• _YOUR INSTRUCTIONS_: Read the listing and extract each line that includes the word "densities".

• _RECORDS FOR THIS TASK_:
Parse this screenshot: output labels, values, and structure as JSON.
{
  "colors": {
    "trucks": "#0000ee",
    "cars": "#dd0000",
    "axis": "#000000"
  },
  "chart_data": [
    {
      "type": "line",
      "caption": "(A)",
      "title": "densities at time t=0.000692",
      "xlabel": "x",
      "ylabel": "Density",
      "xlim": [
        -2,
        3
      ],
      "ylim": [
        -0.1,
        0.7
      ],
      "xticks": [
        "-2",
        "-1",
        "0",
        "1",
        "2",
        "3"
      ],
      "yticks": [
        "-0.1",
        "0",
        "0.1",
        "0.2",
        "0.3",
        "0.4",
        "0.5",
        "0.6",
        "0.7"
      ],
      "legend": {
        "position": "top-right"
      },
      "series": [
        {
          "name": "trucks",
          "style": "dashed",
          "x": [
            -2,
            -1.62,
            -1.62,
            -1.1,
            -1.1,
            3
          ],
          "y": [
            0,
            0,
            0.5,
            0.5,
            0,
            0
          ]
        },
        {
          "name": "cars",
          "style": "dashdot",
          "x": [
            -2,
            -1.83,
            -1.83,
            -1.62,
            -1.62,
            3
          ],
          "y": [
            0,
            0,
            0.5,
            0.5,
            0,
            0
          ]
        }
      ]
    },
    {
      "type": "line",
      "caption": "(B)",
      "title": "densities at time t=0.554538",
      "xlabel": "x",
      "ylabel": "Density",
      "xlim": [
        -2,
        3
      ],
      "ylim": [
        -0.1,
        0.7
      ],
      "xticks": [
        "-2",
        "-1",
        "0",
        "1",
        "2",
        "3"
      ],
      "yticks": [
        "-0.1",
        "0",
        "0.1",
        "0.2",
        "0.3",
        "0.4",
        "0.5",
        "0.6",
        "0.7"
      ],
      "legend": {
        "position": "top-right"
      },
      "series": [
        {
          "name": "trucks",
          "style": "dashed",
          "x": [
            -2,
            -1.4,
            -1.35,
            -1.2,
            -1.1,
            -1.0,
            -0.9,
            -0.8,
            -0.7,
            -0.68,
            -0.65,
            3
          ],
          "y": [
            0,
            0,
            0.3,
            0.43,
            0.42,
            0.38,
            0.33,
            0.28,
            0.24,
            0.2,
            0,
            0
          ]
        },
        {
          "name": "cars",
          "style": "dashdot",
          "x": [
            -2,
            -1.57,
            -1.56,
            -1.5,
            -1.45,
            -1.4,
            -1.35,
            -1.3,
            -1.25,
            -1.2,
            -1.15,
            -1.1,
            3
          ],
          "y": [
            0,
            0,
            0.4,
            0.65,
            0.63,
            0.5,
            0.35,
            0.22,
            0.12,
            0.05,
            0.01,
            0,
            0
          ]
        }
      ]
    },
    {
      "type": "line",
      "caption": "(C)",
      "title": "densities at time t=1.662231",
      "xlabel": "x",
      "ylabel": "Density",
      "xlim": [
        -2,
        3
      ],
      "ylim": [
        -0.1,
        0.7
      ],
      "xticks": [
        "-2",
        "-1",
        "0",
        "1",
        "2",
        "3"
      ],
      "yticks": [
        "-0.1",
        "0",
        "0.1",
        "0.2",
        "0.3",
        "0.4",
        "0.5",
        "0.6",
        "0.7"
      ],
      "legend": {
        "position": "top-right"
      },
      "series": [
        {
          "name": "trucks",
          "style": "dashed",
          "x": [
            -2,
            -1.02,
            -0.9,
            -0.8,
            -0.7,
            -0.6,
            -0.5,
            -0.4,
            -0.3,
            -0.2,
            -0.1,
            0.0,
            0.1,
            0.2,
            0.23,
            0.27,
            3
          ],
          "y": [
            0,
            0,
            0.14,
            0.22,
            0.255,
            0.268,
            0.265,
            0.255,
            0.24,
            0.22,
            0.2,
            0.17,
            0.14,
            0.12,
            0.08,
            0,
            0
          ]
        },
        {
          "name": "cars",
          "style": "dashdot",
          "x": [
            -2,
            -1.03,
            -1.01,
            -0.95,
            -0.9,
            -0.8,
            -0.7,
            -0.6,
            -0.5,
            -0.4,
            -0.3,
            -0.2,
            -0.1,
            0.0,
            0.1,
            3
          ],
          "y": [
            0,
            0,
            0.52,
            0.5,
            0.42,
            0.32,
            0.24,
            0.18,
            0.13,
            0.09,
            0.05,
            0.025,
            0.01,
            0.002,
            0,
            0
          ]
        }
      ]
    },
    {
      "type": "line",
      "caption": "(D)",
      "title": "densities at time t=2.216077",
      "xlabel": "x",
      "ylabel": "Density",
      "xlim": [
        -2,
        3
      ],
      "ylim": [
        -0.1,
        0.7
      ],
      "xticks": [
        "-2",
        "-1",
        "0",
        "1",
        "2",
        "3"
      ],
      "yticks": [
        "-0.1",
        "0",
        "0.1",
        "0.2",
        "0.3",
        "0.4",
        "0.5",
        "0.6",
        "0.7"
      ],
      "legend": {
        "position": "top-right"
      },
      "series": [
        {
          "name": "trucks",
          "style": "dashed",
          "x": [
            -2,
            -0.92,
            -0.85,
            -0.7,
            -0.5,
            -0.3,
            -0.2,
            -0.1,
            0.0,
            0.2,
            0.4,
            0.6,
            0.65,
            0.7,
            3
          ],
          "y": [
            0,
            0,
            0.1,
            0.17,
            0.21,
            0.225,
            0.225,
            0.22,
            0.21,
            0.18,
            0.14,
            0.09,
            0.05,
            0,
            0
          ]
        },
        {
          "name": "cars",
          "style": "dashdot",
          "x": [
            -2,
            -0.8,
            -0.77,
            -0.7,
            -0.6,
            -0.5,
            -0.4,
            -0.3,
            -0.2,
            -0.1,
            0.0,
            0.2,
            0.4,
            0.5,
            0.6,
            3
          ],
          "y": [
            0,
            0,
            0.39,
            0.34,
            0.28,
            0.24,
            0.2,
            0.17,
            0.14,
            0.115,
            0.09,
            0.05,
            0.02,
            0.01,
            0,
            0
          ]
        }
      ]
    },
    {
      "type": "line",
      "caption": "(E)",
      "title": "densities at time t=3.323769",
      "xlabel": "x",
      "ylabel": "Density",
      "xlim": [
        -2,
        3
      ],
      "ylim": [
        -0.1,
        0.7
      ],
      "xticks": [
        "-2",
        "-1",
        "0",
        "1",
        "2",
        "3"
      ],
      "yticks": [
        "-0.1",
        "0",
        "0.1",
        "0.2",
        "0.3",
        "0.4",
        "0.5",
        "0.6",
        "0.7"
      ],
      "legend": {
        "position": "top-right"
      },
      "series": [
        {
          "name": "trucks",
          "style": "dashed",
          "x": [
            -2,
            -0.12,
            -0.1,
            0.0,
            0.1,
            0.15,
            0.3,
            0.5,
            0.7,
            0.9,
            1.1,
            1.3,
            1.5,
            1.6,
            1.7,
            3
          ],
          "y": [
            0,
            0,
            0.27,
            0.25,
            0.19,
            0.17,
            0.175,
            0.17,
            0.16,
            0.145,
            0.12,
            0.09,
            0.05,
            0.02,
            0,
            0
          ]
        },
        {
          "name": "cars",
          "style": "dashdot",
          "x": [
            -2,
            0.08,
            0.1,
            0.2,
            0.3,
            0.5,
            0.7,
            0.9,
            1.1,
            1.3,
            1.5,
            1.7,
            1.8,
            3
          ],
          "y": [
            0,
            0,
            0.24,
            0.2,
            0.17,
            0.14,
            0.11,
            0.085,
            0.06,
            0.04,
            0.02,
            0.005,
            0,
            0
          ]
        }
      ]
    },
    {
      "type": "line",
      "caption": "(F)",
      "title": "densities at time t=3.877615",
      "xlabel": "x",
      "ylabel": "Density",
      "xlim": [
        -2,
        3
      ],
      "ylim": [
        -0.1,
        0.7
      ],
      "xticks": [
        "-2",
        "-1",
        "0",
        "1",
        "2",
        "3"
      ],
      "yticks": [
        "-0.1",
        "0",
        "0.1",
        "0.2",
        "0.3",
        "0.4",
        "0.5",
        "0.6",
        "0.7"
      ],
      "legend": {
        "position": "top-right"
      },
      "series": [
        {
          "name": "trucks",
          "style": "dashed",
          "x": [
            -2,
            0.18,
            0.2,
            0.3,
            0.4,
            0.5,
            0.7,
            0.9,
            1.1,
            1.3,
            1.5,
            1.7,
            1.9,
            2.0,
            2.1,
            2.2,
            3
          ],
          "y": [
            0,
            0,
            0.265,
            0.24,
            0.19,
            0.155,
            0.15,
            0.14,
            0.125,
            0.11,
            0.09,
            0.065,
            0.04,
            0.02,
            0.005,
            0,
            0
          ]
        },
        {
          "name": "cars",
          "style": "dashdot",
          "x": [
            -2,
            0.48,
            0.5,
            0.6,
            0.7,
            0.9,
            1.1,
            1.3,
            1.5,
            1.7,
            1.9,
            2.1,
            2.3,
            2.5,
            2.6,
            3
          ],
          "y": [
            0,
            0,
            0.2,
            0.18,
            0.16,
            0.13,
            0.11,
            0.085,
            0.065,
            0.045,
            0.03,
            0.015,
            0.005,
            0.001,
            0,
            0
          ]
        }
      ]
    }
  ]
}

• _RESULT_:
      "title": "densities at time t=0.000692",
      "title": "densities at time t=0.554538",
      "title": "densities at time t=1.662231",
      "title": "densities at time t=2.216077",
      "title": "densities at time t=3.323769",
      "title": "densities at time t=3.877615",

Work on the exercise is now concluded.